==== Supplied data
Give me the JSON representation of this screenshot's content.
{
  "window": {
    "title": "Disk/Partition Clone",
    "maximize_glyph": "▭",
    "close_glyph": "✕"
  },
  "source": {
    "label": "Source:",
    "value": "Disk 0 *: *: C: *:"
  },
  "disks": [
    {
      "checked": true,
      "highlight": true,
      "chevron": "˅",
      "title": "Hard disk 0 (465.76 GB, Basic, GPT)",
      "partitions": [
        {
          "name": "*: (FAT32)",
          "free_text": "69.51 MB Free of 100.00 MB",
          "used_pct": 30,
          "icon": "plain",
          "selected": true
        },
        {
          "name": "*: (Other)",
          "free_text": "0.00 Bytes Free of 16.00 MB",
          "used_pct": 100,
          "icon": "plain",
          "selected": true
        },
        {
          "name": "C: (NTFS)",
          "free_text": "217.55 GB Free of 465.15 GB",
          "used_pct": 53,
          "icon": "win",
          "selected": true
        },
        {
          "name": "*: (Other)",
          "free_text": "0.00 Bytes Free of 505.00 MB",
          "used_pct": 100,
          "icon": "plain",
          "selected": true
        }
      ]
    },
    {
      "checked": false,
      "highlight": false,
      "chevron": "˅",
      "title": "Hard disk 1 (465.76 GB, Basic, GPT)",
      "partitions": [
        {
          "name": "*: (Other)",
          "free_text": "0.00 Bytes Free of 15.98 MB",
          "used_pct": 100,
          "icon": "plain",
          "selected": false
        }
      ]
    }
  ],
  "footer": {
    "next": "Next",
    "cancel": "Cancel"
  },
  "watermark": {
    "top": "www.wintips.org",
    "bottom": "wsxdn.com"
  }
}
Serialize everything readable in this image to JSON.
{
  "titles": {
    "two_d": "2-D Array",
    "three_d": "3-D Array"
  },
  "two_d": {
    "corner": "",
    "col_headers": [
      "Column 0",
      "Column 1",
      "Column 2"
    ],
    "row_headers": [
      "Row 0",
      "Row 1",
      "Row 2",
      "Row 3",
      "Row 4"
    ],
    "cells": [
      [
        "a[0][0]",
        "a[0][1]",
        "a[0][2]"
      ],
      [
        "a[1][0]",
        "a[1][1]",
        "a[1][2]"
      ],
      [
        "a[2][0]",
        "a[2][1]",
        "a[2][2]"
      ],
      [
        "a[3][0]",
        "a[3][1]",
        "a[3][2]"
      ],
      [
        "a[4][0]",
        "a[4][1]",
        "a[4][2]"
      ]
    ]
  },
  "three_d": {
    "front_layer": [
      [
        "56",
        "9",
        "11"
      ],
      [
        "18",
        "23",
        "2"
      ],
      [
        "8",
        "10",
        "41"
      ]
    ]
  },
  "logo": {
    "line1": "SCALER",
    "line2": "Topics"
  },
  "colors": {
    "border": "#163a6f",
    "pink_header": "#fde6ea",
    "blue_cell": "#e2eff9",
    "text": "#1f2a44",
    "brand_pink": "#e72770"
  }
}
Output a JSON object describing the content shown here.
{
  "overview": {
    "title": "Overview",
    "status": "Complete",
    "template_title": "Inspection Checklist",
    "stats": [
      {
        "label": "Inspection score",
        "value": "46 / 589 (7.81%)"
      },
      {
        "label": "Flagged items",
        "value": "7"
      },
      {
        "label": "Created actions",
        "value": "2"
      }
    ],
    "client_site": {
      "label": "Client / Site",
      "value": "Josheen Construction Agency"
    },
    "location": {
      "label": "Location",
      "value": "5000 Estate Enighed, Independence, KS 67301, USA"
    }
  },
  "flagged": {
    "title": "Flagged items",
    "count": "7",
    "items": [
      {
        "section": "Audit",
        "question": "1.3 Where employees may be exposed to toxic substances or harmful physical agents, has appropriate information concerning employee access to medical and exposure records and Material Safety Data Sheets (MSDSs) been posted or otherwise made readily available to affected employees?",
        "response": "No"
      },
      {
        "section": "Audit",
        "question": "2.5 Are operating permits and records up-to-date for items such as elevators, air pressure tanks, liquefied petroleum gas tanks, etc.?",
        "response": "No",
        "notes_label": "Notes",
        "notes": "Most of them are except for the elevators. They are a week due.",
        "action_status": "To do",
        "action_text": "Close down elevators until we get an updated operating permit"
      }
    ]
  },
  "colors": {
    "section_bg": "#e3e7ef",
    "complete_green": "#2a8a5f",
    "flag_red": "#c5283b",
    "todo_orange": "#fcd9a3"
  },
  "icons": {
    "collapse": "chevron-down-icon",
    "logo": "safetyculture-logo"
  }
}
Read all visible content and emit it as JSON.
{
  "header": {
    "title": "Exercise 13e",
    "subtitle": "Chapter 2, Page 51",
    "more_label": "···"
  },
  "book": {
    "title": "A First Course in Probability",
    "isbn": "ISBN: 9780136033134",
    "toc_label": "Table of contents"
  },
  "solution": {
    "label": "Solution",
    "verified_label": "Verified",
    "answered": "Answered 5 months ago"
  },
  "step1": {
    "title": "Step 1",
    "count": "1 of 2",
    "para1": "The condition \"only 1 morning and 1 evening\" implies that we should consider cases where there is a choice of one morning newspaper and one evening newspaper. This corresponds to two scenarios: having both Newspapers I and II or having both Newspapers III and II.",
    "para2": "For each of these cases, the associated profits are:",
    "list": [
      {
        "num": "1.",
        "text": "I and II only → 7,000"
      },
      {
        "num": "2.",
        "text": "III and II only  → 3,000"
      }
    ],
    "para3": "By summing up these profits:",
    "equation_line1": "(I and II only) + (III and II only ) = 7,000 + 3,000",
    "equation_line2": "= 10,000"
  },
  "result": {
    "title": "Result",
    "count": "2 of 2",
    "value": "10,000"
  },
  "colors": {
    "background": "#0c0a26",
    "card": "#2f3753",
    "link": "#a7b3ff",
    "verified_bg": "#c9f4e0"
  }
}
========
Written request - Reproduce each line from the records that contains the word "profits".

Exercise response -
    "para2": "For each of these cases, the associated profits are:",
    "para3": "By summing up these profits:",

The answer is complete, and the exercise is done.